[AIM OF THE TASK] Scan the entries below and count the lines holding the string "source". Supply only the number.

--- ROWS ---

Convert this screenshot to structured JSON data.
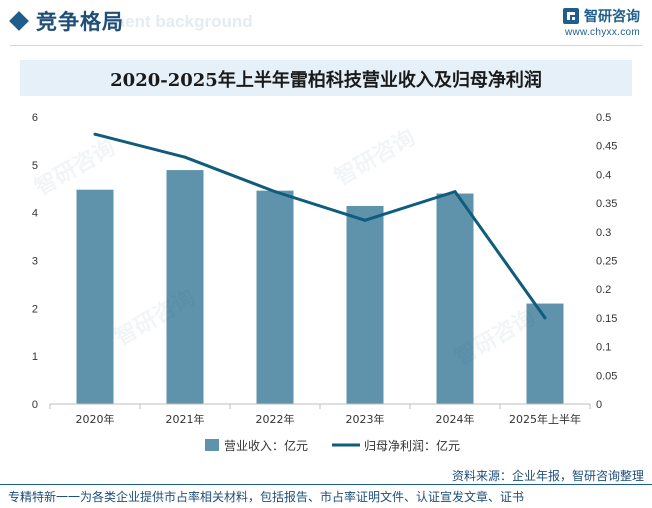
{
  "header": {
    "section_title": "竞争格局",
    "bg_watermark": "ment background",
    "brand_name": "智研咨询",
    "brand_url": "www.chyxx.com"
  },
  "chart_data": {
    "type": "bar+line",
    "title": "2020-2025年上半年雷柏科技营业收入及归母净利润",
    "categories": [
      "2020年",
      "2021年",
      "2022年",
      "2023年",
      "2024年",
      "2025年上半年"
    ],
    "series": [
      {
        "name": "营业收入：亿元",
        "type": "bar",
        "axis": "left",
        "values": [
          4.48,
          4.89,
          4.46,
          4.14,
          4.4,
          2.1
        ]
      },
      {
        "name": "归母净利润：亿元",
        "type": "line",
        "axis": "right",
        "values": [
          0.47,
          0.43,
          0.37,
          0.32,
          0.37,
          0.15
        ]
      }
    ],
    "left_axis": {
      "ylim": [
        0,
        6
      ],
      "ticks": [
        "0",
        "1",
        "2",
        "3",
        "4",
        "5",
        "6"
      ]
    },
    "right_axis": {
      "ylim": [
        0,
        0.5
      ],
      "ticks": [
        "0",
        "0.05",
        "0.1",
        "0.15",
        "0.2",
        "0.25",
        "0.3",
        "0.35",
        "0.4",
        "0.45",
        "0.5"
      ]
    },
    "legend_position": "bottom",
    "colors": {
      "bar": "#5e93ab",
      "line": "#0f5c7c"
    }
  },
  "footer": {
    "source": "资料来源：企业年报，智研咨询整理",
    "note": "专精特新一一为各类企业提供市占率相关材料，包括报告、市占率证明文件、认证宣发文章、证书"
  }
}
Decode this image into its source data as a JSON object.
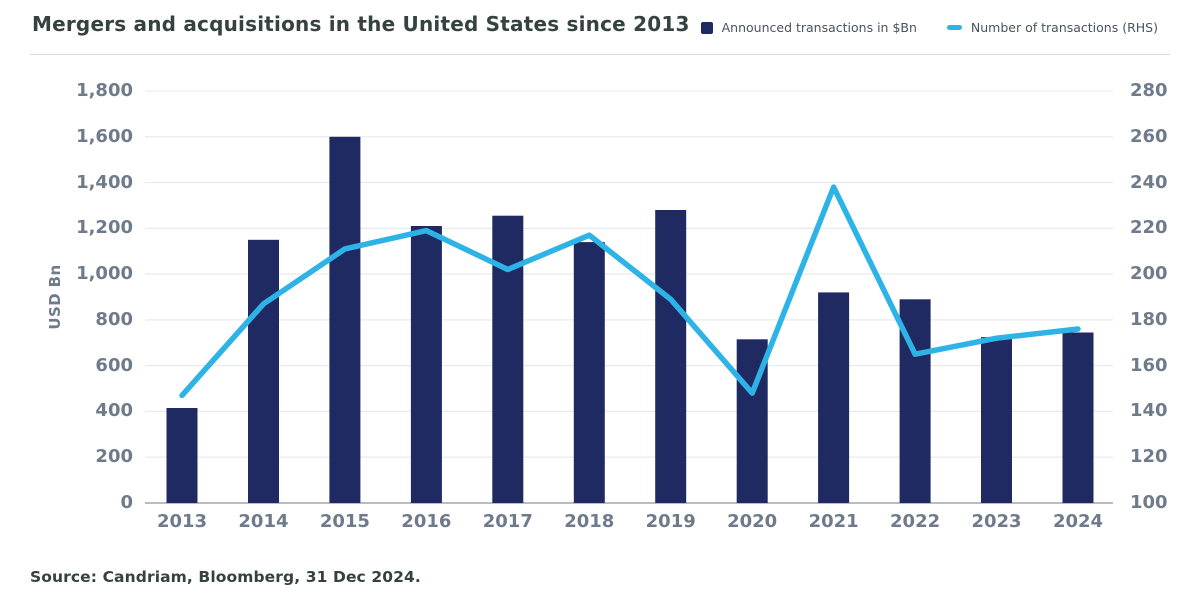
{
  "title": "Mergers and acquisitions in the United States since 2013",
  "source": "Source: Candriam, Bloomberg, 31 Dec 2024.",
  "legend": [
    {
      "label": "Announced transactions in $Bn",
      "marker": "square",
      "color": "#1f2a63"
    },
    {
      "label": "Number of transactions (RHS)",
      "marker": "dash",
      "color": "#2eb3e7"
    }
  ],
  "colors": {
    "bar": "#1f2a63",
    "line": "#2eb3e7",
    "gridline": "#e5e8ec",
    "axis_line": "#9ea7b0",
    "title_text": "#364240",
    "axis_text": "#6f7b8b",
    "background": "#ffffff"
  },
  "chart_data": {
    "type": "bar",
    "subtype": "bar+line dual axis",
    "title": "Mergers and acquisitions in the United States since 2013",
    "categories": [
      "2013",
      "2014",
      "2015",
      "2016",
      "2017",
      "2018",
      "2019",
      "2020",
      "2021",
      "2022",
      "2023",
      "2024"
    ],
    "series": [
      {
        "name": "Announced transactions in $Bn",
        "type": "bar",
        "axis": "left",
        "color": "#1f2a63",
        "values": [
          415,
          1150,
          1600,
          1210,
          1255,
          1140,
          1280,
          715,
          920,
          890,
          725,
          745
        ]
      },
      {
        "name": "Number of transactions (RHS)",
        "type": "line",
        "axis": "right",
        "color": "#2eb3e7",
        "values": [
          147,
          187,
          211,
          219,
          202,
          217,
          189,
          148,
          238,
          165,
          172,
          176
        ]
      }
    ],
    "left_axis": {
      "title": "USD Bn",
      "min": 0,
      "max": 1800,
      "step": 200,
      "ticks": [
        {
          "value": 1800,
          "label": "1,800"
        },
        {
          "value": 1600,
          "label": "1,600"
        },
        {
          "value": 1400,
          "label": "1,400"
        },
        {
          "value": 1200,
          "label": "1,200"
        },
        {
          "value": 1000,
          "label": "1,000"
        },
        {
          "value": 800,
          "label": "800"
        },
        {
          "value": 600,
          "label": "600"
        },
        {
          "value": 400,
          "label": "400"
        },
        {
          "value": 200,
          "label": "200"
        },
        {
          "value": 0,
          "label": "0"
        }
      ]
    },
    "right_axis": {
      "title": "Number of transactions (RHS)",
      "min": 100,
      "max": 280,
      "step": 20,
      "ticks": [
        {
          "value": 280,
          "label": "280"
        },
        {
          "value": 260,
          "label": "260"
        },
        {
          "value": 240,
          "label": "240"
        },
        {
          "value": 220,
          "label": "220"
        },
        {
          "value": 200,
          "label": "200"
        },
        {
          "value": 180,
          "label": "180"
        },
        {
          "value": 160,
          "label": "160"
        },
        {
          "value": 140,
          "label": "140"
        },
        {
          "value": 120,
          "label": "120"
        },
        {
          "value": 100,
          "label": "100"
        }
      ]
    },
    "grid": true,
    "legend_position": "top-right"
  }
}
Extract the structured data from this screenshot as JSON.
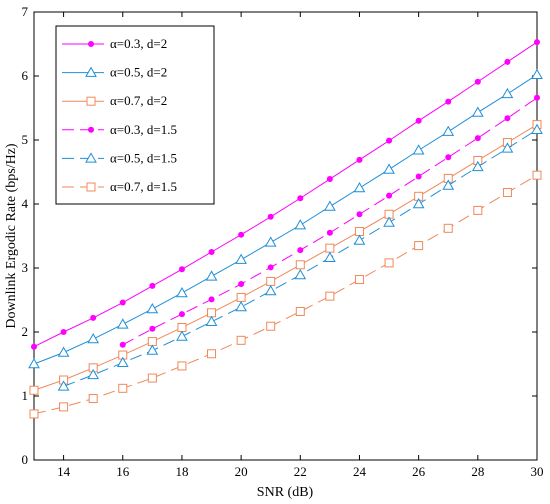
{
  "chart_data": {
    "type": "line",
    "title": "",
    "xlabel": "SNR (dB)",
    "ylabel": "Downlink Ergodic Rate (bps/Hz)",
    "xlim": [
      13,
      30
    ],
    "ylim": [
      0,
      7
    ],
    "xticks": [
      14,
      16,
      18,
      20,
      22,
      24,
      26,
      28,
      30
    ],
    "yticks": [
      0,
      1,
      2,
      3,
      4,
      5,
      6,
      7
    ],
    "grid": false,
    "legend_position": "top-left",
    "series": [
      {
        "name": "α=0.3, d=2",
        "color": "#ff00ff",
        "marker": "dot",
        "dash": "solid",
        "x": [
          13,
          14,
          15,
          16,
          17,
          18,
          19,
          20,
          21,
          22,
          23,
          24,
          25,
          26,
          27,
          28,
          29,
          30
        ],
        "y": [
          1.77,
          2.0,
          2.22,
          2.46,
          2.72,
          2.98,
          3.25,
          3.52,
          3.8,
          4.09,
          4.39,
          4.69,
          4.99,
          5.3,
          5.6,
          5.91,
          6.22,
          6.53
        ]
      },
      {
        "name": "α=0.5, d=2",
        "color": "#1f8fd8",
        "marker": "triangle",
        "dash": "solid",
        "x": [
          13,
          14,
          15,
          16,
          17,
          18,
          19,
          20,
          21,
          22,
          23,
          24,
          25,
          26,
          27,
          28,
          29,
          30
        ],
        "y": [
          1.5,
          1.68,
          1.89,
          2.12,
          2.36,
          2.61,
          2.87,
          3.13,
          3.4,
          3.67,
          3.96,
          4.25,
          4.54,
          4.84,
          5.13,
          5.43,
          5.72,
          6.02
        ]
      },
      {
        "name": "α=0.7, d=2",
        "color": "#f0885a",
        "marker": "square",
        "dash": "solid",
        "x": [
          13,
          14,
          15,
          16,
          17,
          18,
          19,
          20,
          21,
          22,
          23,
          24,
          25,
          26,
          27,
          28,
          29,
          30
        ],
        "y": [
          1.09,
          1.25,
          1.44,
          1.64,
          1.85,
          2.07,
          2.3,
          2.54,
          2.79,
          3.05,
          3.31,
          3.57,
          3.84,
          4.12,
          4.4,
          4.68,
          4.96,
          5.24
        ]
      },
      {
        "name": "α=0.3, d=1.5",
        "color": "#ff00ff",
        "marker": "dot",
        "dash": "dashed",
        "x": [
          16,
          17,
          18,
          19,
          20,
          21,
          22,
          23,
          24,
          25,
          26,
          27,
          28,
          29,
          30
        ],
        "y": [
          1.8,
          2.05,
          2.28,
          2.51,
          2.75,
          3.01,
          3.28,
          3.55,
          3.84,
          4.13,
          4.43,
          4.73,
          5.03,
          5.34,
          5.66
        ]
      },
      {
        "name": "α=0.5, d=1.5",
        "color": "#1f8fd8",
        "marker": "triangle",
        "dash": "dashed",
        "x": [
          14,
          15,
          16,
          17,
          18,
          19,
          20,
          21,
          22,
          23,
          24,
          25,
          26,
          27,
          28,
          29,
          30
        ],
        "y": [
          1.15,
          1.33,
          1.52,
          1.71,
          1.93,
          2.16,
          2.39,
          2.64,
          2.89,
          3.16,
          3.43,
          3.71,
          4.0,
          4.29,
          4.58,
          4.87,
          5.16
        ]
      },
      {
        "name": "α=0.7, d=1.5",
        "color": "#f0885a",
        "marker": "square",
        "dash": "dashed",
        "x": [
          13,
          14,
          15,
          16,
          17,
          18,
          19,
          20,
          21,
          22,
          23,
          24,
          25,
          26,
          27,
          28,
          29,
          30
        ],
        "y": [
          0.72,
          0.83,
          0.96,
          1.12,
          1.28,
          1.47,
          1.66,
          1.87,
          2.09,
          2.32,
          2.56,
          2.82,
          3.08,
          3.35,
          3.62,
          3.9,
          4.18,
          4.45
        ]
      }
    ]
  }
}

---

[CORRECT OUTPUT] 3